The exercise: Rewrite the lines from the start of the entries through the line containing "overlay-logo-inner — [382, 418, 418, 442]", swapping every "y-tick-label" for "y-axis-label" and leaving everything else unchanged.

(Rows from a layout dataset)
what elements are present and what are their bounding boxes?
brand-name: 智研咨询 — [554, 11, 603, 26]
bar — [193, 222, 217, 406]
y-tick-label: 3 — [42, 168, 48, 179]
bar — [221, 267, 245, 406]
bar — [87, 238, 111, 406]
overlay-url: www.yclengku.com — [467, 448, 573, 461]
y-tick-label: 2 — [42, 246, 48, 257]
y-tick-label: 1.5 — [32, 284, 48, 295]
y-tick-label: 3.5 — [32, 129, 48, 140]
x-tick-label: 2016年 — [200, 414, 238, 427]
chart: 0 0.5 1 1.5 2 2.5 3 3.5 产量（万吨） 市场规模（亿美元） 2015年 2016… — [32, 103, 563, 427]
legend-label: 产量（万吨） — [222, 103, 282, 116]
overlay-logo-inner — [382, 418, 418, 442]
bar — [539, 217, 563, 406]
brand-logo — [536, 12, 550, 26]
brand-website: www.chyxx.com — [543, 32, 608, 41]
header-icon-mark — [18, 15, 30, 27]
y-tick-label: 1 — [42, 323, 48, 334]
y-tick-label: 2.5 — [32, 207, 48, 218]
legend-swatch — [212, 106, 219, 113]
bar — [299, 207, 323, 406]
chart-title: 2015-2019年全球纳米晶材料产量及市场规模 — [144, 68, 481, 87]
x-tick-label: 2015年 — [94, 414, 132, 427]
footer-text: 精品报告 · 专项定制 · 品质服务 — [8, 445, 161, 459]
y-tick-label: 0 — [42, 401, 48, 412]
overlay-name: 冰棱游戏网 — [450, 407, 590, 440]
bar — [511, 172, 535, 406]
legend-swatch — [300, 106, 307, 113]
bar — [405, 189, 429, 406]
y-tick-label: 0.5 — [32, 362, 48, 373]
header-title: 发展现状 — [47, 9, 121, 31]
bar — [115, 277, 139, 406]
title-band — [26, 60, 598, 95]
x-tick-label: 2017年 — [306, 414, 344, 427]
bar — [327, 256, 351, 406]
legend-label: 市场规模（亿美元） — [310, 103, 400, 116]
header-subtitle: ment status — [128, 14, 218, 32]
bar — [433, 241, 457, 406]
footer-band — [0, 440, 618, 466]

Exercise output:
what elements are present and what are their bounding boxes?
brand-name: 智研咨询 — [554, 11, 603, 26]
bar — [193, 222, 217, 406]
y-axis-label: 3 — [42, 168, 48, 179]
bar — [221, 267, 245, 406]
bar — [87, 238, 111, 406]
overlay-url: www.yclengku.com — [467, 448, 573, 461]
y-axis-label: 2 — [42, 246, 48, 257]
y-axis-label: 1.5 — [32, 284, 48, 295]
y-axis-label: 3.5 — [32, 129, 48, 140]
x-tick-label: 2016年 — [200, 414, 238, 427]
chart: 0 0.5 1 1.5 2 2.5 3 3.5 产量（万吨） 市场规模（亿美元） 2015年 2016… — [32, 103, 563, 427]
legend-label: 产量（万吨） — [222, 103, 282, 116]
overlay-logo-inner — [382, 418, 418, 442]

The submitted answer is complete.